- BRIEF: Select lines where the word "horas" appears.

--- start of RECORDS SHOWN ---

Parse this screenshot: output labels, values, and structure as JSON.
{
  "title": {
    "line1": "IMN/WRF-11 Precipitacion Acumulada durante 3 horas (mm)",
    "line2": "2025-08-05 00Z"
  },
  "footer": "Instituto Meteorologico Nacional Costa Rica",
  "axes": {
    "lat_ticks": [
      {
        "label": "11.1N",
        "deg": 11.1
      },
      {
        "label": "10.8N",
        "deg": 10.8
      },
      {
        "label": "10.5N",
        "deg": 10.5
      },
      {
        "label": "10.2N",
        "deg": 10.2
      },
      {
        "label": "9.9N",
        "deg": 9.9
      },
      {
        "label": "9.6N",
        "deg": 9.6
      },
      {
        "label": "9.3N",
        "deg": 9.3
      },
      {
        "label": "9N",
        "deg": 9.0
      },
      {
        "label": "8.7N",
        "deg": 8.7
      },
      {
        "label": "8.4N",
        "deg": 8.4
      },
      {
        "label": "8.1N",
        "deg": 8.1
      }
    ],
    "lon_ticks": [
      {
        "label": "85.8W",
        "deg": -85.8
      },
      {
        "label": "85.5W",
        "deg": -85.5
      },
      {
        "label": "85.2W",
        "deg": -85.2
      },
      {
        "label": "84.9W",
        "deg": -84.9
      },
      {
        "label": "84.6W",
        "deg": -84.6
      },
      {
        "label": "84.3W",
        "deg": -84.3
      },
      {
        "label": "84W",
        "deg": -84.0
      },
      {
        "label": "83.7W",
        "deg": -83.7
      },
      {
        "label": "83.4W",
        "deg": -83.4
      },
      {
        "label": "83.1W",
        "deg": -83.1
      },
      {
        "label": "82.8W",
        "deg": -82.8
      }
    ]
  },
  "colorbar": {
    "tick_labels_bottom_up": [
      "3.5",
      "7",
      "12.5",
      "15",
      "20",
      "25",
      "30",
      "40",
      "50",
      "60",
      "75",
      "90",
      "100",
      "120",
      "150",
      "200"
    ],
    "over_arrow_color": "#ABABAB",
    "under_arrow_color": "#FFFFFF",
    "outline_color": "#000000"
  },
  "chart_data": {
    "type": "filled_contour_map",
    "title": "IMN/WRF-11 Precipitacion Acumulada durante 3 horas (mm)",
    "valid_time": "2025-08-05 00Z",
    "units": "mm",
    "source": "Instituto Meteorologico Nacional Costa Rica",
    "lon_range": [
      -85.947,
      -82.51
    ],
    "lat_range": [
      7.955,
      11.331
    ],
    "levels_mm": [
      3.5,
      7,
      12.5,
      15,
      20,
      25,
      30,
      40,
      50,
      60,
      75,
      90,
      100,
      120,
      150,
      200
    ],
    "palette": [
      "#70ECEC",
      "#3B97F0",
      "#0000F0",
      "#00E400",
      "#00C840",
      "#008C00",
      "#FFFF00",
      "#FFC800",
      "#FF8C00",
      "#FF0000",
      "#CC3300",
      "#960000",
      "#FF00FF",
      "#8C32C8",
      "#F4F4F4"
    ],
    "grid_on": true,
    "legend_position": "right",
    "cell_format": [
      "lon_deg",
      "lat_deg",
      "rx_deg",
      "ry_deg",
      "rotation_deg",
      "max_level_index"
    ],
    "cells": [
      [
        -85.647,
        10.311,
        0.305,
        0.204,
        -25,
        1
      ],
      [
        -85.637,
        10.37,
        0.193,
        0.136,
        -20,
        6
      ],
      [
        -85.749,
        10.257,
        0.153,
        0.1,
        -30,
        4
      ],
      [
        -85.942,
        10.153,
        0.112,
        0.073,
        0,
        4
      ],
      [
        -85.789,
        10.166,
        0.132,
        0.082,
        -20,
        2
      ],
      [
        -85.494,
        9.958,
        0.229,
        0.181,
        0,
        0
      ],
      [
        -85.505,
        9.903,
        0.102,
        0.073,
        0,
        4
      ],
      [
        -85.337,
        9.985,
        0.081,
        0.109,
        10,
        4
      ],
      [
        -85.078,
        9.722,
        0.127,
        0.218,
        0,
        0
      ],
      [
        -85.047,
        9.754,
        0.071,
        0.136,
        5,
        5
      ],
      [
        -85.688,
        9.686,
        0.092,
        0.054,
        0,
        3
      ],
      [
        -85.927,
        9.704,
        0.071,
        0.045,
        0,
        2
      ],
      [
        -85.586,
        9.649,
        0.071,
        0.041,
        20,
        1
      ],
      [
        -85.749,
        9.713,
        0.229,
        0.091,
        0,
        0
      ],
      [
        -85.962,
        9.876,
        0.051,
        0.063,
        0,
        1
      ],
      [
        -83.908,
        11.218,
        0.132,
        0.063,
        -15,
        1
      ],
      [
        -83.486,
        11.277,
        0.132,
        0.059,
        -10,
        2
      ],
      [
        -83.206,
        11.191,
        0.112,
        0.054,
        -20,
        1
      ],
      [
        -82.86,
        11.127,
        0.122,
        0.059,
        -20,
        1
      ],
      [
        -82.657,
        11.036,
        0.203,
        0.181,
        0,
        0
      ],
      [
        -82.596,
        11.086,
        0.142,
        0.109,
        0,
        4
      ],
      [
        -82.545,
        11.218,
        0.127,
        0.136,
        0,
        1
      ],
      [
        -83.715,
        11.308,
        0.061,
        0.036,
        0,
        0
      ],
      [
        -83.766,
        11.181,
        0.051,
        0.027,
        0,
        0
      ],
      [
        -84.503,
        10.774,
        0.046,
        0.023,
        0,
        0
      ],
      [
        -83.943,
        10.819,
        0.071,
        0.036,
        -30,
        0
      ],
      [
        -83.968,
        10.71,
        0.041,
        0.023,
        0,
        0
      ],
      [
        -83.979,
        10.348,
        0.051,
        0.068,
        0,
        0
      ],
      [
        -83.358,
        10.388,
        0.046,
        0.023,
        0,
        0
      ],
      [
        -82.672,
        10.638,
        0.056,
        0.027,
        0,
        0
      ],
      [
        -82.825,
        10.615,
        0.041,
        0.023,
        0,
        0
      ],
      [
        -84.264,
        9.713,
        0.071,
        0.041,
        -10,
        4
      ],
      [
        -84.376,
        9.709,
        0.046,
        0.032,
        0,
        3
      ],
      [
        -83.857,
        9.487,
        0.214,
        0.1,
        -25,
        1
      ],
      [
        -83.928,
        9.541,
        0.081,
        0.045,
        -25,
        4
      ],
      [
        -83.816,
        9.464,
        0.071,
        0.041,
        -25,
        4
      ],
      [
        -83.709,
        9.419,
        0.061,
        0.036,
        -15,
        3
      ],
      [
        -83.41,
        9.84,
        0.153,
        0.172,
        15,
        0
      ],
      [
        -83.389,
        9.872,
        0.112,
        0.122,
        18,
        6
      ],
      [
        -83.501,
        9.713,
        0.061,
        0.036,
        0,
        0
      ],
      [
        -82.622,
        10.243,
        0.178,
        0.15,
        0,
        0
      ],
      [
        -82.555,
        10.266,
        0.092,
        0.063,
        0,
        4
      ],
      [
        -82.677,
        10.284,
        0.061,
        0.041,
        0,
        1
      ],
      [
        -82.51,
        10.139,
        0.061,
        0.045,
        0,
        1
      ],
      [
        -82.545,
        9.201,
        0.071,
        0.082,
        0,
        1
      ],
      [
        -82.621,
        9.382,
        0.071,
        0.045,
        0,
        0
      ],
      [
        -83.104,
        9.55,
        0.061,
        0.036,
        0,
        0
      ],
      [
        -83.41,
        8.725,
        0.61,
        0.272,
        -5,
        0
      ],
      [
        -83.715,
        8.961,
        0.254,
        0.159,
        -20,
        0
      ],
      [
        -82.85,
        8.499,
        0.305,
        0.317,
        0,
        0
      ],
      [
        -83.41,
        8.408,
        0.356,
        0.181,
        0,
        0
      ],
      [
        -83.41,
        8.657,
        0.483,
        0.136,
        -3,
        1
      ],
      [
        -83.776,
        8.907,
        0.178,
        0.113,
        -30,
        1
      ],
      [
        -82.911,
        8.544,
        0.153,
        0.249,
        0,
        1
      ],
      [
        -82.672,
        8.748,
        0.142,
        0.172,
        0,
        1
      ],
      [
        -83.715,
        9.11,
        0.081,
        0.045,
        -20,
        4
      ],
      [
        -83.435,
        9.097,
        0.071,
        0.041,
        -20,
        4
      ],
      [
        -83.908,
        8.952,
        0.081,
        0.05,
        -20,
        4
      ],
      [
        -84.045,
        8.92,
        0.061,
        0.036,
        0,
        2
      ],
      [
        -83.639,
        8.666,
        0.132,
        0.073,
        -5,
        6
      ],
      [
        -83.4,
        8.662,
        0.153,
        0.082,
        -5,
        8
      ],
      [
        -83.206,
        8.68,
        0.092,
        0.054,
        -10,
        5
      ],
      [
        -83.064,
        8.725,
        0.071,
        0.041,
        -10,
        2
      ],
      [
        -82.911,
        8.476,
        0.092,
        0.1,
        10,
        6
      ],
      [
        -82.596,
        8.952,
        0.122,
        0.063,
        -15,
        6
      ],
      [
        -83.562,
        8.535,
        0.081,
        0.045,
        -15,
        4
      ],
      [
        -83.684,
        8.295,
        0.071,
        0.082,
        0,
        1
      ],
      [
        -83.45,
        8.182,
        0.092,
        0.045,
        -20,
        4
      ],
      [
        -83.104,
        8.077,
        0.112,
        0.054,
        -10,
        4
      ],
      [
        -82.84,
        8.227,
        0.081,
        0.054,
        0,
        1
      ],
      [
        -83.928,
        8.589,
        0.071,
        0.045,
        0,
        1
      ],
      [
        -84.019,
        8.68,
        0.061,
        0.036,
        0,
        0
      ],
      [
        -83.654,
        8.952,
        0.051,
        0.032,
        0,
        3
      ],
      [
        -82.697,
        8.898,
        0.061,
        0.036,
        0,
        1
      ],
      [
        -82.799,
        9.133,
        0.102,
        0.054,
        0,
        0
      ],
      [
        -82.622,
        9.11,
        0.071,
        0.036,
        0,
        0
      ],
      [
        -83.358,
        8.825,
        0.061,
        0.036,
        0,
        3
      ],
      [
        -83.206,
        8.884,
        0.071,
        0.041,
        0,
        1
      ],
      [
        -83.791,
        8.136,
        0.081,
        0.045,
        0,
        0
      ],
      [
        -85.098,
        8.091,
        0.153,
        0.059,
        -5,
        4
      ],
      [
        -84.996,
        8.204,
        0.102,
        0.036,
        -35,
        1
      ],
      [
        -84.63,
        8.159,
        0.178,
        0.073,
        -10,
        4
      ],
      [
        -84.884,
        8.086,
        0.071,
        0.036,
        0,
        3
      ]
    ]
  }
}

--- end of RECORDS SHOWN ---

- TASK OUTPUT:
    "line1": "IMN/WRF-11 Precipitacion Acumulada durante 3 horas (mm)",
    "title": "IMN/WRF-11 Precipitacion Acumulada durante 3 horas (mm)",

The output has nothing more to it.